» DIRECTIVE
Copy each line below that contains "India".

» DATA LISTING

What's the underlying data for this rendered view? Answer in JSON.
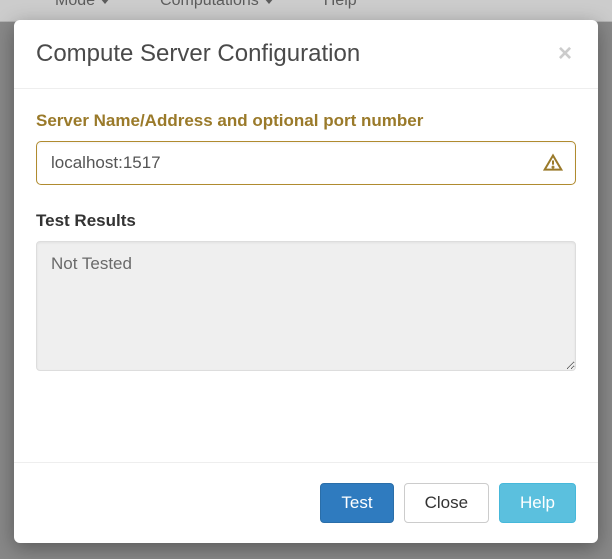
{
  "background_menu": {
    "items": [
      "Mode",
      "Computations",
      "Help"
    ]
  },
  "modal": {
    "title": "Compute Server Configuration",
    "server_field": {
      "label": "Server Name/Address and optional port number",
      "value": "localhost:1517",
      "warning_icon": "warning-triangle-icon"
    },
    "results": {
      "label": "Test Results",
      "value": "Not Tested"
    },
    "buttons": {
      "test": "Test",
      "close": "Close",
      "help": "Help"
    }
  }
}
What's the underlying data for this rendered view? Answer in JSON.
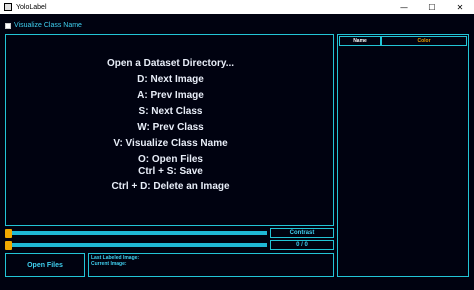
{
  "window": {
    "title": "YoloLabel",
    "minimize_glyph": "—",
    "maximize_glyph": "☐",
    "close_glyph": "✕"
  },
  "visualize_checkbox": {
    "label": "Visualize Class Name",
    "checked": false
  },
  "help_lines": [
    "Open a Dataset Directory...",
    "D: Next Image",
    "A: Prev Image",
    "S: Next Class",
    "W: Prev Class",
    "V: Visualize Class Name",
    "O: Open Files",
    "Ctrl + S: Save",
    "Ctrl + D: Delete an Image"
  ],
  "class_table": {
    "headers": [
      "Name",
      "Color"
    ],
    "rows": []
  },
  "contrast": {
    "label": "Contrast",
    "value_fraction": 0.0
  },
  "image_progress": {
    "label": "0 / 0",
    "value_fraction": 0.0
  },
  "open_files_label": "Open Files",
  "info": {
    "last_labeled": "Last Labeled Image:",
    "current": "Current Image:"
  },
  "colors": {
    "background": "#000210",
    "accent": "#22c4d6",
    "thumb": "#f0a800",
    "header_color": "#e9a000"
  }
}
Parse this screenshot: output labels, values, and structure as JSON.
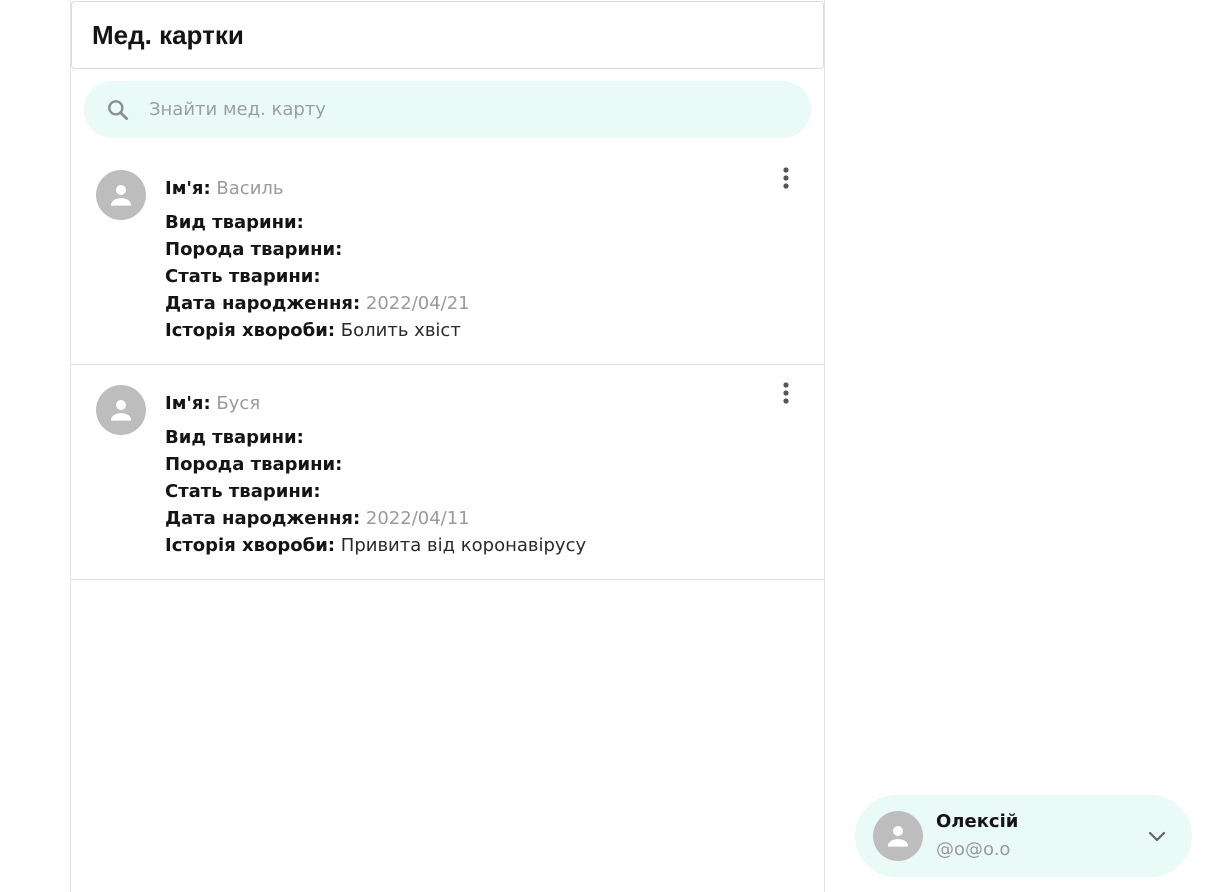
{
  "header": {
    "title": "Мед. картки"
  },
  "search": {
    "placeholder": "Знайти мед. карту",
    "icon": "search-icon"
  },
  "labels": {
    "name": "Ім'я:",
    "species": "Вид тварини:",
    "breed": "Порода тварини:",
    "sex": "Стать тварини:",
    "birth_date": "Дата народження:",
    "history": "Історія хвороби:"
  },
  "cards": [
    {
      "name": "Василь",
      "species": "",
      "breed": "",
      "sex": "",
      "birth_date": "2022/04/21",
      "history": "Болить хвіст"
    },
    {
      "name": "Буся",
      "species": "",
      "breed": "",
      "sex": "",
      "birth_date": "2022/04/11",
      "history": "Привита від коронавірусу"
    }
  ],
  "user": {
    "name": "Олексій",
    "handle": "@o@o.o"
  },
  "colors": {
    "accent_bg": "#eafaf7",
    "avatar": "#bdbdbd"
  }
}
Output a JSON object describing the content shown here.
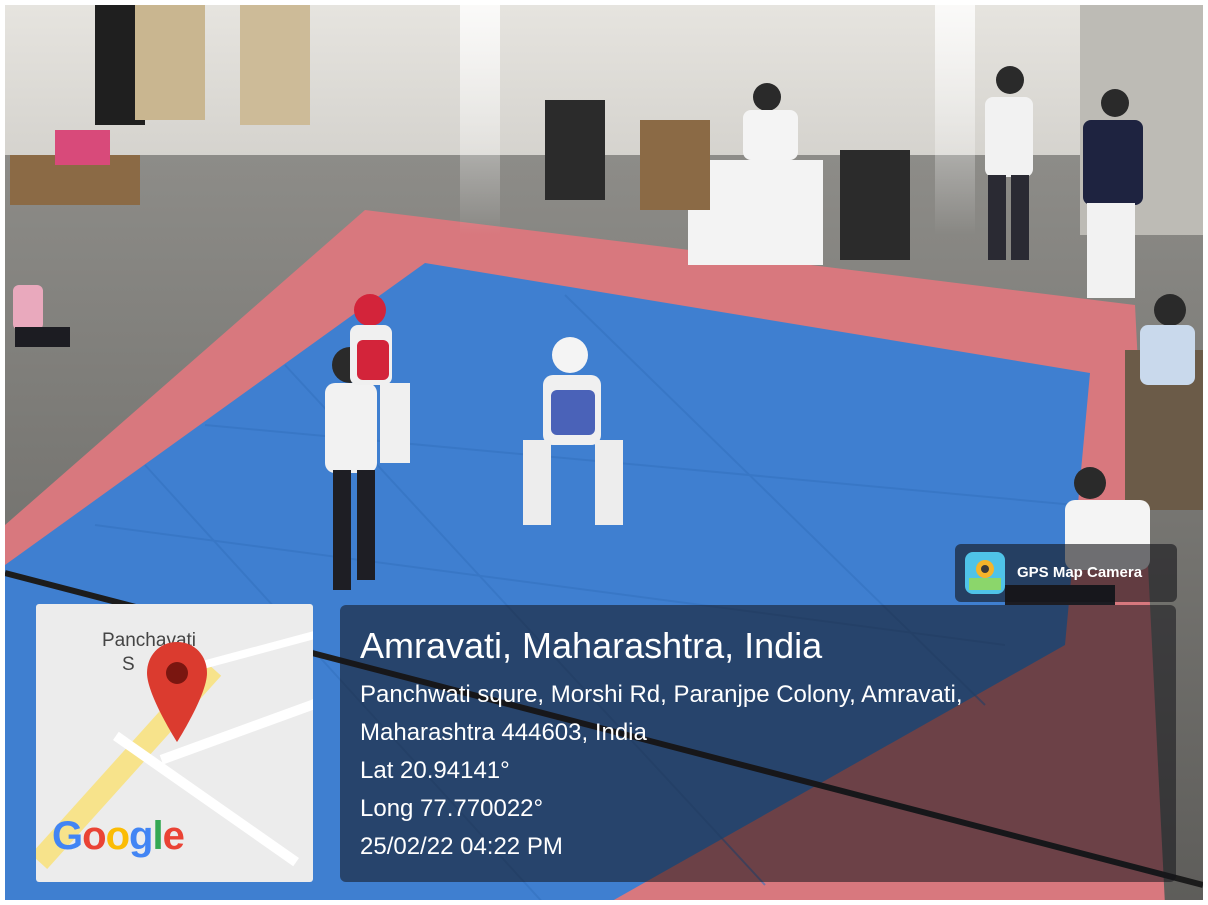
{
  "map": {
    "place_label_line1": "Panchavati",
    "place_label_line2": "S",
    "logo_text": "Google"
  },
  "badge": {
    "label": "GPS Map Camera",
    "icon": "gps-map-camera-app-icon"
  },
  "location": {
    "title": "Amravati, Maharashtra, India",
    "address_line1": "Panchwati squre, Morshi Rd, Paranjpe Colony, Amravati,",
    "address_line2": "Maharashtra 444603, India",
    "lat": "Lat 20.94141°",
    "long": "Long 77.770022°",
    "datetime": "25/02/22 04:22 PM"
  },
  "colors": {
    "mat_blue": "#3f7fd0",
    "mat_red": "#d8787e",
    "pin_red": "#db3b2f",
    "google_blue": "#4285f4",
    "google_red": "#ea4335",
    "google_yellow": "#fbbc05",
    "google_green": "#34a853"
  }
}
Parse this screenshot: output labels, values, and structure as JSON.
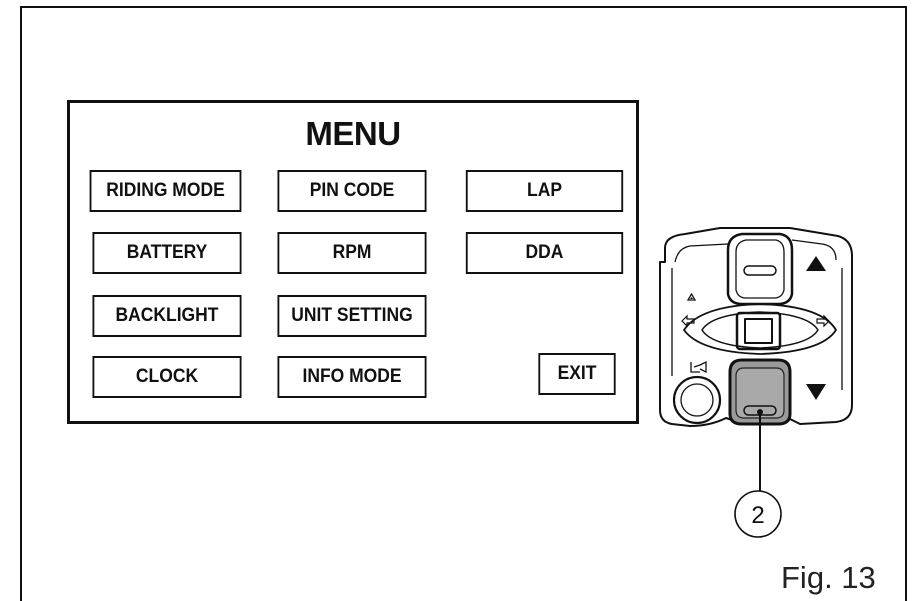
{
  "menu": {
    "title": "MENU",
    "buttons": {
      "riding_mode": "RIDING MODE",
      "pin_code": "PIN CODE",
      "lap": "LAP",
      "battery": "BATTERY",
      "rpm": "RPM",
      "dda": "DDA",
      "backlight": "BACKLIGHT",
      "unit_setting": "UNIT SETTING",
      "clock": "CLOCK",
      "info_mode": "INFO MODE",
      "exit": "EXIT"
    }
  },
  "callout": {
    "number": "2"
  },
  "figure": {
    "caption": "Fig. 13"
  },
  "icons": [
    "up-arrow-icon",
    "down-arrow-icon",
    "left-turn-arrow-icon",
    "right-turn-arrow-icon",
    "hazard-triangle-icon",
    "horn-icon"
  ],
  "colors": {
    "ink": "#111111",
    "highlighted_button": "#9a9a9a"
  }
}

» EXERCISE RESULT
    "title": "Amravati, Maharashtra, India",
    "address_line2": "Maharashtra 444603, India",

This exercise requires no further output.